## AIM
Find every line in the records that holds the string "touche". Copy each one.

• • •

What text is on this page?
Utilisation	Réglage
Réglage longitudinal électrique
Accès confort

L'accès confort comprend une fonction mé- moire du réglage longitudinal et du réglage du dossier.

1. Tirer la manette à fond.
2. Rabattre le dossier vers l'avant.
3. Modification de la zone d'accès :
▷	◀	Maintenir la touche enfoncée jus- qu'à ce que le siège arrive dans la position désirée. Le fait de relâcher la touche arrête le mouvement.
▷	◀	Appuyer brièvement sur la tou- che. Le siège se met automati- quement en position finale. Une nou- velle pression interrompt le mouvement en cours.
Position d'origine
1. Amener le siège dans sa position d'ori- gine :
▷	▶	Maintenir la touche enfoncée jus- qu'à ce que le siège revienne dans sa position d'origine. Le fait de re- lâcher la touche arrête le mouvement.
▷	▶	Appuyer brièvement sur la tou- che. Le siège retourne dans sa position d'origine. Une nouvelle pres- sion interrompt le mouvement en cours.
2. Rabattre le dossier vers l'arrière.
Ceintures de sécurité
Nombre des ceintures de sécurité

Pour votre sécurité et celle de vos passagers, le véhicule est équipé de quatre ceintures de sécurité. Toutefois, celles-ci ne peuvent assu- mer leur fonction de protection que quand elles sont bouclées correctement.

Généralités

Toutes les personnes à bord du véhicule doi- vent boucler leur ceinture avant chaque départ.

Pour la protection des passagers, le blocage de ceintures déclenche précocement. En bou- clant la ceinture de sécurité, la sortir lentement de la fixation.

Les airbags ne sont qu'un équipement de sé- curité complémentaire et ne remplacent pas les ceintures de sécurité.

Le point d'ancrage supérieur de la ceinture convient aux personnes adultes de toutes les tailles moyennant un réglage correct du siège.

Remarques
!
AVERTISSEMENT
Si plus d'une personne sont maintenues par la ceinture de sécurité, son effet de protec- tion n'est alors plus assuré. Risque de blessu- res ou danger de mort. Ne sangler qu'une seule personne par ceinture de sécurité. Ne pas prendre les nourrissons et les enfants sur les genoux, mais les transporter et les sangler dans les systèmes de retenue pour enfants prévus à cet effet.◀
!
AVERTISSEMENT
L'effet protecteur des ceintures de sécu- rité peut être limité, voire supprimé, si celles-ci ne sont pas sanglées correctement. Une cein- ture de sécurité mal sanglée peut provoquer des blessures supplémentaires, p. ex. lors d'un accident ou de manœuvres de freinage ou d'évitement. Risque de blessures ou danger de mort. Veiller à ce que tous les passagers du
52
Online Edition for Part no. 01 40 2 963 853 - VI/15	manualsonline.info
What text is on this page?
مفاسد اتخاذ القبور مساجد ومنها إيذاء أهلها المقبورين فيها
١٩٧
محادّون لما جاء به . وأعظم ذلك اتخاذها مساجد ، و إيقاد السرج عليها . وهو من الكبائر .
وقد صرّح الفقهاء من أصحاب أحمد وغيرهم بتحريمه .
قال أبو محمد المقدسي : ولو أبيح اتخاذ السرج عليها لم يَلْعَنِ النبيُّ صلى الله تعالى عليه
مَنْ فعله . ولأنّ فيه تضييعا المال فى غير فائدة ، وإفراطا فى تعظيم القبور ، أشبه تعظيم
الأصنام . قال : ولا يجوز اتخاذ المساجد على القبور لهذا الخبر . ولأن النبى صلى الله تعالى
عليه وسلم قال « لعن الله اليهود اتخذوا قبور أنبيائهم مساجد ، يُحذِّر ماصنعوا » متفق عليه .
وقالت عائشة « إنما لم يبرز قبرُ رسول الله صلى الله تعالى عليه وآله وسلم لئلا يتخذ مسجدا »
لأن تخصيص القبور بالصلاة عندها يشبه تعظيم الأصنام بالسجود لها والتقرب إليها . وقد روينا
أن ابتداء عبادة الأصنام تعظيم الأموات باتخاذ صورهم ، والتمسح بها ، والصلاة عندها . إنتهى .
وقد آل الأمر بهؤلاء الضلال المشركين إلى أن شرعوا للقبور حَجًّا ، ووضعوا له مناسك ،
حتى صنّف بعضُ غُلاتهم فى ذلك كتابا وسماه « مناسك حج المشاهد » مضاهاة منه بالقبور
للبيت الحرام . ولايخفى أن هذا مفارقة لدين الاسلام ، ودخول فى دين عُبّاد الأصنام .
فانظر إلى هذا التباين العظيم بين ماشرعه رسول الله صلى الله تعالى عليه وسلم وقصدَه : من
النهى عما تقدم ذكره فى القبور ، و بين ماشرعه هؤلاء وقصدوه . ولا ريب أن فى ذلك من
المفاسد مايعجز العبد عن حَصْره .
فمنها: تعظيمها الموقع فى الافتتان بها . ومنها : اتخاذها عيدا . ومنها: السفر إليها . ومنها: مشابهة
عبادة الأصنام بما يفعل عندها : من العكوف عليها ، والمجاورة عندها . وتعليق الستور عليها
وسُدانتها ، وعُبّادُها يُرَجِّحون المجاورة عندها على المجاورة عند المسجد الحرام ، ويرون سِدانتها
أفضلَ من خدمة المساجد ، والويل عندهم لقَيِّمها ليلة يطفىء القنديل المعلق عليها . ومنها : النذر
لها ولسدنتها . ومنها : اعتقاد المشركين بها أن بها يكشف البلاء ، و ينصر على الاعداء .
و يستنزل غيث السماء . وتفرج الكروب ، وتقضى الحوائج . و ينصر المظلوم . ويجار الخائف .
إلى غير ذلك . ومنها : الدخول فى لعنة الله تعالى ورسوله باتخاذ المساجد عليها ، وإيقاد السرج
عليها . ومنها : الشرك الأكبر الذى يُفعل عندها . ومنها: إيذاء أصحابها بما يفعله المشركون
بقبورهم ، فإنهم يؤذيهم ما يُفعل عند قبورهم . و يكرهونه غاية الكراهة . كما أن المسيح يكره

• • •

## THE RESPONSE
▷	◀	Maintenir la touche enfoncée jus- qu'à ce que le siège arrive dans la position désirée. Le fait de relâcher la touche arrête le mouvement.
▷	▶	Maintenir la touche enfoncée jus- qu'à ce que le siège revienne dans sa position d'origine. Le fait de re- lâcher la touche arrête le mouvement.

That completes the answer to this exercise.